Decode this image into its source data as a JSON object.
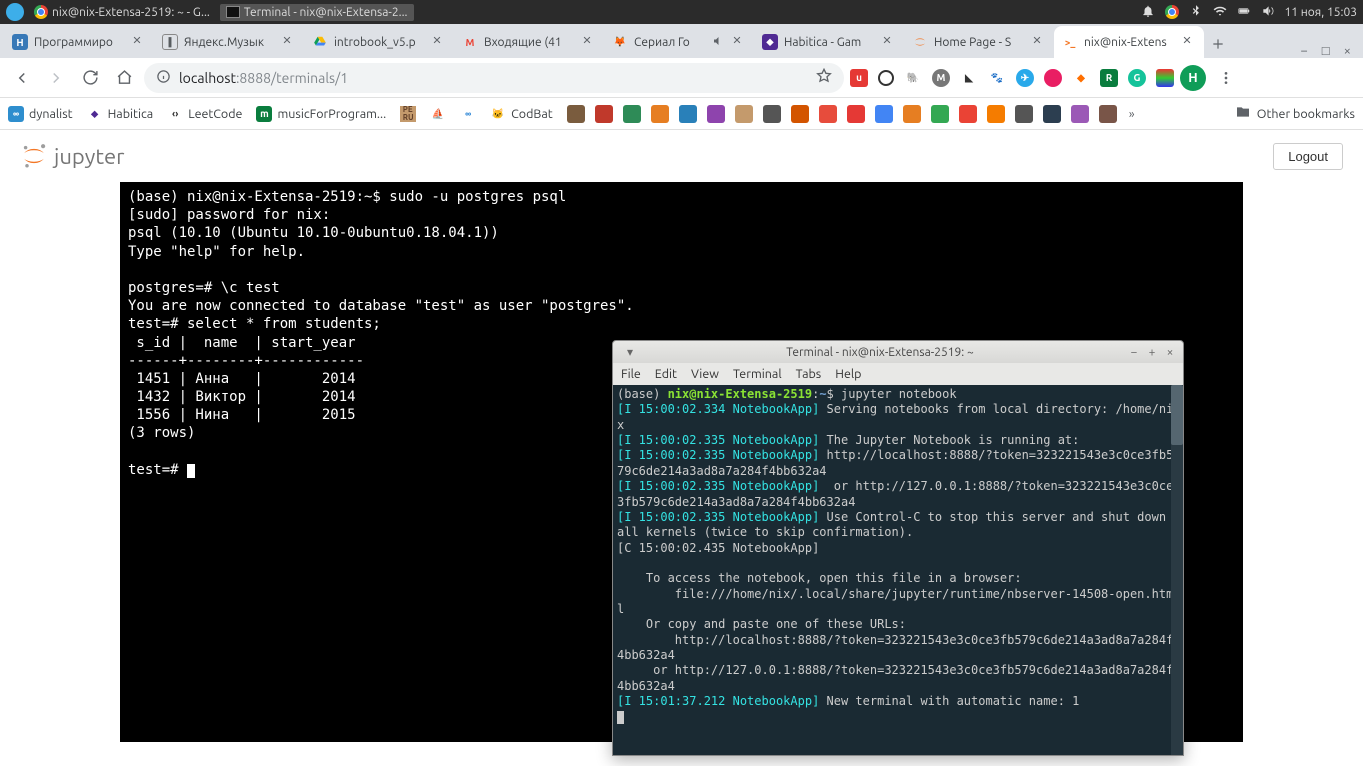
{
  "os": {
    "task1": "nix@nix-Extensa-2519: ~ - G...",
    "task2": "Terminal - nix@nix-Extensa-2...",
    "clock": "11 ноя, 15:03"
  },
  "tabs": [
    {
      "title": "Программиро",
      "fav": "H",
      "favbg": "#3778b7"
    },
    {
      "title": "Яндекс.Музык",
      "fav": "pause"
    },
    {
      "title": "introbook_v5.p",
      "fav": "drive"
    },
    {
      "title": "Входящие (41",
      "fav": "gmail"
    },
    {
      "title": "Сериал Го",
      "fav": "fox",
      "audio": true
    },
    {
      "title": "Habitica - Gam",
      "fav": "habitica"
    },
    {
      "title": "Home Page - S",
      "fav": "jupyter"
    },
    {
      "title": "nix@nix-Extens",
      "fav": "jterm",
      "active": true
    }
  ],
  "url": {
    "host": "localhost",
    "port": ":8888",
    "path": "/terminals/1"
  },
  "bookmarks": [
    {
      "label": "dynalist",
      "fav": "dyn"
    },
    {
      "label": "Habitica",
      "fav": "hab"
    },
    {
      "label": "LeetCode",
      "fav": "leet"
    },
    {
      "label": "musicForProgram...",
      "fav": "mfp"
    },
    {
      "label": "",
      "fav": "pe"
    },
    {
      "label": "",
      "fav": "boat"
    },
    {
      "label": "",
      "fav": "loop"
    },
    {
      "label": "CodBat",
      "fav": "cat"
    }
  ],
  "other_bookmarks": "Other bookmarks",
  "logout": "Logout",
  "profile_letter": "Н",
  "terminal_lines": [
    "(base) nix@nix-Extensa-2519:~$ sudo -u postgres psql",
    "[sudo] password for nix:",
    "psql (10.10 (Ubuntu 10.10-0ubuntu0.18.04.1))",
    "Type \"help\" for help.",
    "",
    "postgres=# \\c test",
    "You are now connected to database \"test\" as user \"postgres\".",
    "test=# select * from students;",
    " s_id |  name  | start_year",
    "------+--------+------------",
    " 1451 | Анна   |       2014",
    " 1432 | Виктор |       2014",
    " 1556 | Нина   |       2015",
    "(3 rows)",
    "",
    "test=# "
  ],
  "termwin": {
    "title": "Terminal - nix@nix-Extensa-2519: ~",
    "menus": [
      "File",
      "Edit",
      "View",
      "Terminal",
      "Tabs",
      "Help"
    ],
    "prompt_user": "nix@nix-Extensa-2519",
    "prompt_path": "~",
    "prompt_cmd": "jupyter notebook",
    "base": "(base) ",
    "lines": [
      {
        "tag": "[I 15:00:02.334 NotebookApp]",
        "msg": " Serving notebooks from local directory: /home/nix"
      },
      {
        "tag": "[I 15:00:02.335 NotebookApp]",
        "msg": " The Jupyter Notebook is running at:"
      },
      {
        "tag": "[I 15:00:02.335 NotebookApp]",
        "msg": " http://localhost:8888/?token=323221543e3c0ce3fb579c6de214a3ad8a7a284f4bb632a4"
      },
      {
        "tag": "[I 15:00:02.335 NotebookApp]",
        "msg": "  or http://127.0.0.1:8888/?token=323221543e3c0ce3fb579c6de214a3ad8a7a284f4bb632a4"
      },
      {
        "tag": "[I 15:00:02.335 NotebookApp]",
        "msg": " Use Control-C to stop this server and shut down all kernels (twice to skip confirmation)."
      },
      {
        "plain": "[C 15:00:02.435 NotebookApp]"
      },
      {
        "plain": ""
      },
      {
        "plain": "    To access the notebook, open this file in a browser:"
      },
      {
        "plain": "        file:///home/nix/.local/share/jupyter/runtime/nbserver-14508-open.html"
      },
      {
        "plain": "    Or copy and paste one of these URLs:"
      },
      {
        "plain": "        http://localhost:8888/?token=323221543e3c0ce3fb579c6de214a3ad8a7a284f4bb632a4"
      },
      {
        "plain": "     or http://127.0.0.1:8888/?token=323221543e3c0ce3fb579c6de214a3ad8a7a284f4bb632a4"
      },
      {
        "tag": "[I 15:01:37.212 NotebookApp]",
        "msg": " New terminal with automatic name: 1"
      }
    ]
  }
}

**WHAT TO DO:** Give the count of lines in the records that contain "token", and no other text.

**OUTPUT FOR THIS TASK:** 4